YOUR INSTRUCTIONS: Every line that holds "style" should be shown.

Data listing
start
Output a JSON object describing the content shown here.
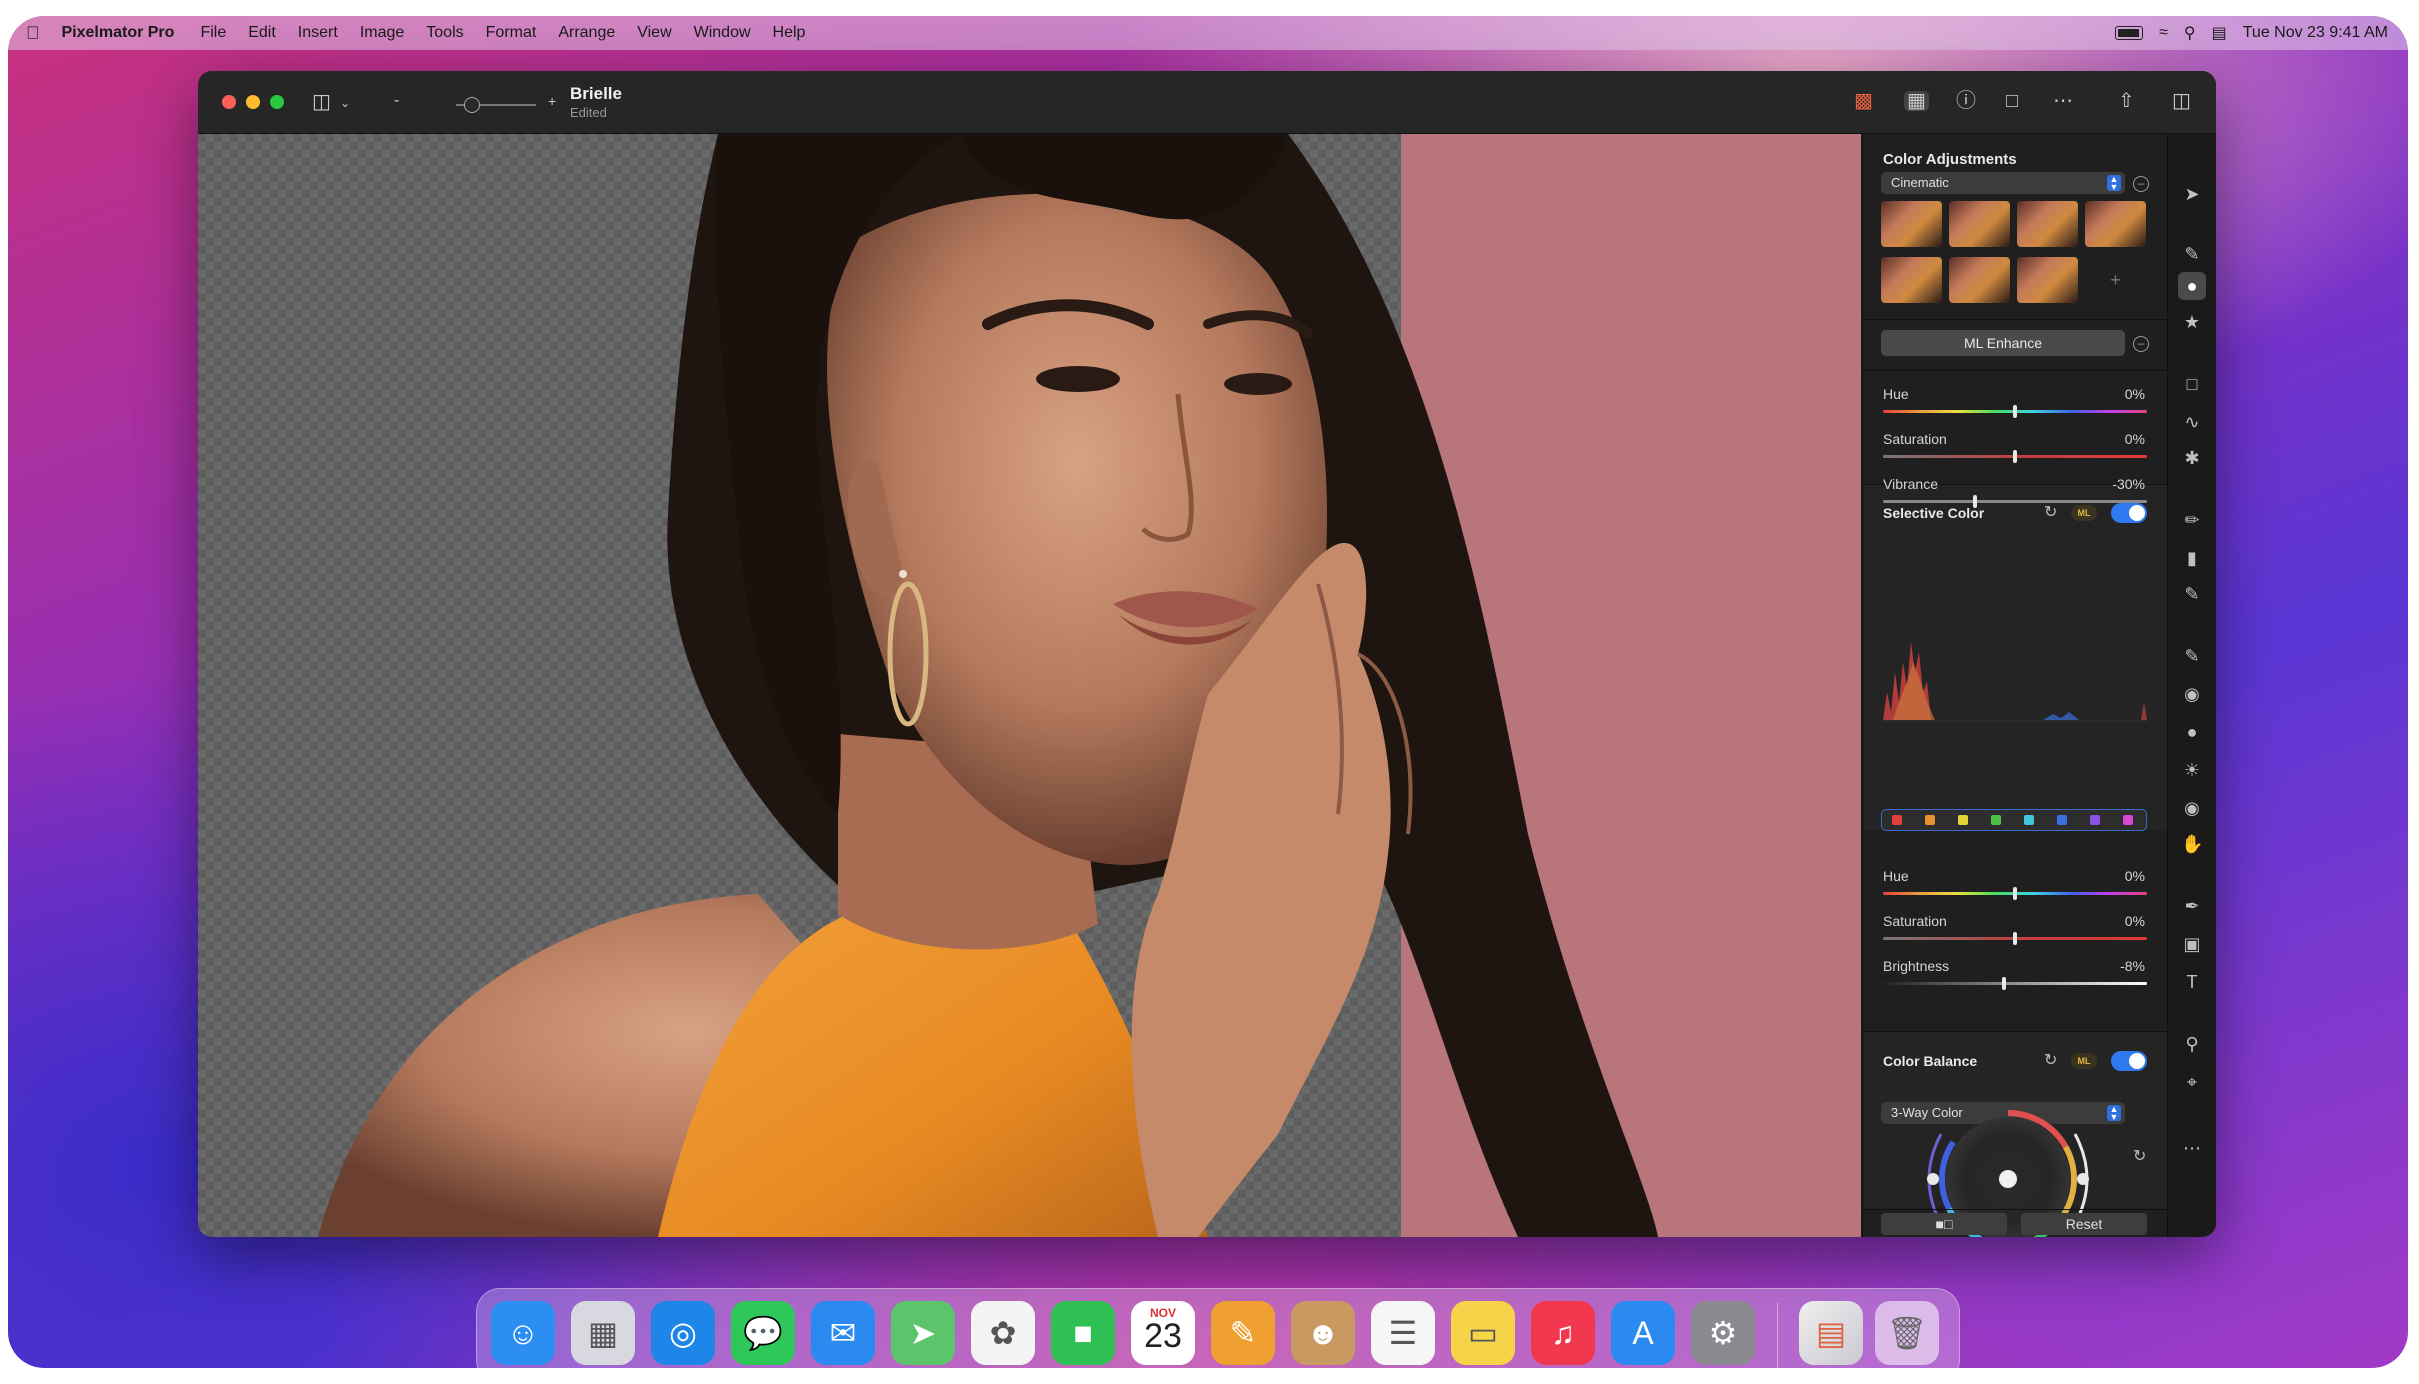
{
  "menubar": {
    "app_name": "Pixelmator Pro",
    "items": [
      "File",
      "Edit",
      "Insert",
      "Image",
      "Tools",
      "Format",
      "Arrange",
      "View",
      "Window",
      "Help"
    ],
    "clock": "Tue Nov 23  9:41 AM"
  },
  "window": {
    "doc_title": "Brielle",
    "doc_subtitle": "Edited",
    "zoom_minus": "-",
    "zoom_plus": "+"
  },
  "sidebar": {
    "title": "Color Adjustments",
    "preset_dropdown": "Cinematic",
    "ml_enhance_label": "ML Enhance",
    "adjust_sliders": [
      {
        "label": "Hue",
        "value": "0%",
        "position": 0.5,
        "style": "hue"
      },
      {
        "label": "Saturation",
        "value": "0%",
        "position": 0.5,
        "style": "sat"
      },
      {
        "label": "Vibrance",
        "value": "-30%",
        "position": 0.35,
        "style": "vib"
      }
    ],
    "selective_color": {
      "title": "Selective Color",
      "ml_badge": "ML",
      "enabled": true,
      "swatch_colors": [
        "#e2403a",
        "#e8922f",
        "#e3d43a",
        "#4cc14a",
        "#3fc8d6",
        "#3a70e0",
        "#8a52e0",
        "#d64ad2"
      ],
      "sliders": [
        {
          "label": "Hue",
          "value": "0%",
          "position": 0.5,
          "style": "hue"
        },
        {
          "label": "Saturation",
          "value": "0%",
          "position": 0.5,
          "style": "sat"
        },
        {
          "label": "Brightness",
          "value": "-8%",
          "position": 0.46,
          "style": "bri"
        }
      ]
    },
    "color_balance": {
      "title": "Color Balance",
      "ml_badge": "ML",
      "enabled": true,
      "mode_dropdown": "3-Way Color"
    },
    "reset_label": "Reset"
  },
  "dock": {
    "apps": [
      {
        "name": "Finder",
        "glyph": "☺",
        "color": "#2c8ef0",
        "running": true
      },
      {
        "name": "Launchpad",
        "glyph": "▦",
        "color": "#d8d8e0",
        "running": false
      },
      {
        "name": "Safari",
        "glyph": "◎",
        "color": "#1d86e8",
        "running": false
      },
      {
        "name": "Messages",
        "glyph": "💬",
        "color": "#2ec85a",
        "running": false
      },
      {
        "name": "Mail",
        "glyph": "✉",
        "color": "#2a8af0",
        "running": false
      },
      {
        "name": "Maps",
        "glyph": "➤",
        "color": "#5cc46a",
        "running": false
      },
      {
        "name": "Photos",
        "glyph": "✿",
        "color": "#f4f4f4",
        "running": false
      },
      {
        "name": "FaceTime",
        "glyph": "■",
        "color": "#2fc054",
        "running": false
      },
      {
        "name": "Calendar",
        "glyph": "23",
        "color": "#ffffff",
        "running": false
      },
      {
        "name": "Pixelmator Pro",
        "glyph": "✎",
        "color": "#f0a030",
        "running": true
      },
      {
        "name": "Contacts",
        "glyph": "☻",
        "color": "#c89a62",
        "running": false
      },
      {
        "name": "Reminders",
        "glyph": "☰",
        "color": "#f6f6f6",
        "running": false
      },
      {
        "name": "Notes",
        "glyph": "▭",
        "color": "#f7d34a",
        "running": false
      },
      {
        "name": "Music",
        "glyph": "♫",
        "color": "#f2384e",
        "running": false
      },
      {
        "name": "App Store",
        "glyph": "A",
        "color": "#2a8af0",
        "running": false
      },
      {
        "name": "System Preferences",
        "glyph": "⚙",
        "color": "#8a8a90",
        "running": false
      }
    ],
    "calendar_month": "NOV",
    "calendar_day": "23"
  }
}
end
start
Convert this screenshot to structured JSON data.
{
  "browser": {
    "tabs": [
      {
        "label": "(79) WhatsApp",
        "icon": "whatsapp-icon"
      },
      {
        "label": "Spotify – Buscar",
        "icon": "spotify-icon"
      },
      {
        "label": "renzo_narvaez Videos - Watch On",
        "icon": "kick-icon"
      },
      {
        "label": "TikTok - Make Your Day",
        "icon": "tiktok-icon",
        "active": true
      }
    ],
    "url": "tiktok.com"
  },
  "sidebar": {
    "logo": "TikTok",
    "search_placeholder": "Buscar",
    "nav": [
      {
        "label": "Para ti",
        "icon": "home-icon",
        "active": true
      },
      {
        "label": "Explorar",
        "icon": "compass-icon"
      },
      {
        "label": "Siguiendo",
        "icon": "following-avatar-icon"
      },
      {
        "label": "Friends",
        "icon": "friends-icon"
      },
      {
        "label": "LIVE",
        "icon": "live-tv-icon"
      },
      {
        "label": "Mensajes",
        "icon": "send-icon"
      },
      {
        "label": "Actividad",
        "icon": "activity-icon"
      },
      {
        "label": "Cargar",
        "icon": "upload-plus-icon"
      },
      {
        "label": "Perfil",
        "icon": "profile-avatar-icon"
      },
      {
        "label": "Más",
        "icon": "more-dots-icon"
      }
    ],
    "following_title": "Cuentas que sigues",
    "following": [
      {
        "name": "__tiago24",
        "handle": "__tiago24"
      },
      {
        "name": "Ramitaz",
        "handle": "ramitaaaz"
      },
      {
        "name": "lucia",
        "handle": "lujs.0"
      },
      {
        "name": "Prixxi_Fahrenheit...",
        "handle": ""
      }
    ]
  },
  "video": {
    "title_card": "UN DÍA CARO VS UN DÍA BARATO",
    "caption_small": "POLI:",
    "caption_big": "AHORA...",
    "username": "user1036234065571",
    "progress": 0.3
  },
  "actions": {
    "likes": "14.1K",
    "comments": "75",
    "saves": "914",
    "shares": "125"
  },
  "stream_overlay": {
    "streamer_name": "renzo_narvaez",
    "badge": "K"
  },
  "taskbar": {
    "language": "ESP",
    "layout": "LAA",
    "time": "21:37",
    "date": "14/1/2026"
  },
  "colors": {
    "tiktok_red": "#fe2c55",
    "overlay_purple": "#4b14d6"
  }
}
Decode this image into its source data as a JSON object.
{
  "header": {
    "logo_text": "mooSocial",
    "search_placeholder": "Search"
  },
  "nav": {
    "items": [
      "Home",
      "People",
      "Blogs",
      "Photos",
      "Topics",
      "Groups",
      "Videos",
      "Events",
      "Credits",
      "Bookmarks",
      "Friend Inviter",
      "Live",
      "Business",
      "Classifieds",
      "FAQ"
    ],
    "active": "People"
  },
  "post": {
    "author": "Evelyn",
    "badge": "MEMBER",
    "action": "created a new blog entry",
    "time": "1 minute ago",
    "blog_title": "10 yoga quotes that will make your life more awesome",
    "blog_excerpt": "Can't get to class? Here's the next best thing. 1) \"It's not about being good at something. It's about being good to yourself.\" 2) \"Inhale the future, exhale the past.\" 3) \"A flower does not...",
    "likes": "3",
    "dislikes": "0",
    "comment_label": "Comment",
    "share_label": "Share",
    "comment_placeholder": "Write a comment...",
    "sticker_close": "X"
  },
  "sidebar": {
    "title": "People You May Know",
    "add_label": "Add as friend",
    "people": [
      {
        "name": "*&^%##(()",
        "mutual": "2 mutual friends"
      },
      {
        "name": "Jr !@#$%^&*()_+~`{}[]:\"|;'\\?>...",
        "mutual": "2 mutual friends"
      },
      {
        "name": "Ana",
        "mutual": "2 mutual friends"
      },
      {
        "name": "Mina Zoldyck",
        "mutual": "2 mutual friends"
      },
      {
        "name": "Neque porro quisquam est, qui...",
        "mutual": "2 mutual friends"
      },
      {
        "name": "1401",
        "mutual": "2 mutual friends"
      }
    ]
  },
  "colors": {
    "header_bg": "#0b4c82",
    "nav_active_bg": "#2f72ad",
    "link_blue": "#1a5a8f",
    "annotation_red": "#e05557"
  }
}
end
start
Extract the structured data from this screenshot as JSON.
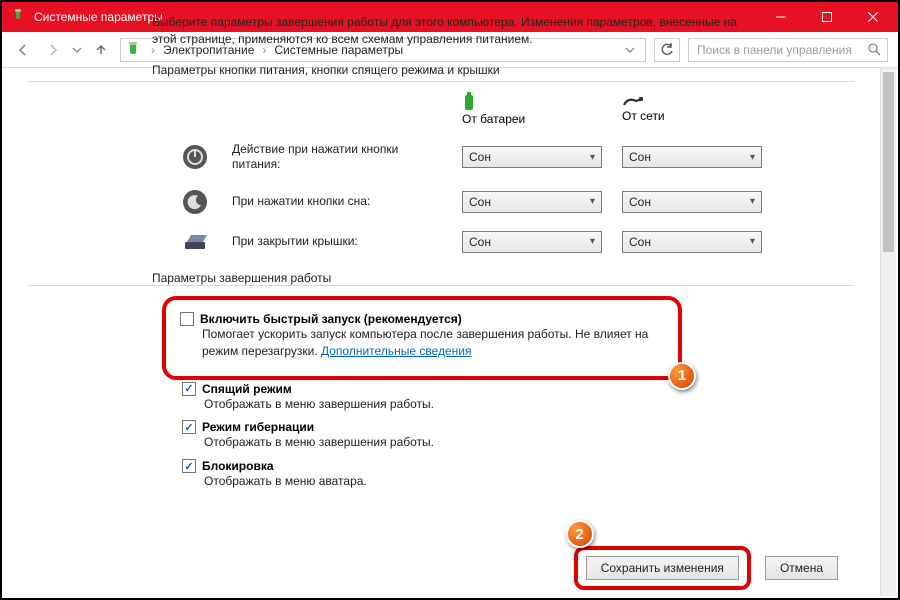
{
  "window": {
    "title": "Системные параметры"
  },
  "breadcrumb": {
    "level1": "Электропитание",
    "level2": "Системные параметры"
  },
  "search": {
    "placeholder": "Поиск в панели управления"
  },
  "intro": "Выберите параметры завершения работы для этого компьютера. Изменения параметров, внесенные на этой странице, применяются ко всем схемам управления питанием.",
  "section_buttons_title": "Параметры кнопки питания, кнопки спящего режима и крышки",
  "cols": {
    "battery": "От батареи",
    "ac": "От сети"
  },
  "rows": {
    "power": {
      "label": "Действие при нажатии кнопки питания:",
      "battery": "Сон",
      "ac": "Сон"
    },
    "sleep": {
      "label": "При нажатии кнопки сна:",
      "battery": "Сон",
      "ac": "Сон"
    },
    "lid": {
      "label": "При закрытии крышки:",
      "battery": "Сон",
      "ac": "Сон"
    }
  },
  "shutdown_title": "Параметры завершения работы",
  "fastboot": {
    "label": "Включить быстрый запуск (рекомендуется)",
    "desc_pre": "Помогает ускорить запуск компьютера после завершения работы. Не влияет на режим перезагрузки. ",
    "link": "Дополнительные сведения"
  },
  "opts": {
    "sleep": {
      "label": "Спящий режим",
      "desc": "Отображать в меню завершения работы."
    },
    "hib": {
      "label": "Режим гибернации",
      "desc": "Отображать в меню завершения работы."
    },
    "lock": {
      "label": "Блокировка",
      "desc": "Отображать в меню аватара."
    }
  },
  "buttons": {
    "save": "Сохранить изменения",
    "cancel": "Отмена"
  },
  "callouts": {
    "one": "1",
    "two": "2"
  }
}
end
REPLY TO THE TASK:
        "style": "hue"
        "style": "sat"
        "style": "vib"
          "style": "hue"
          "style": "sat"
          "style": "bri"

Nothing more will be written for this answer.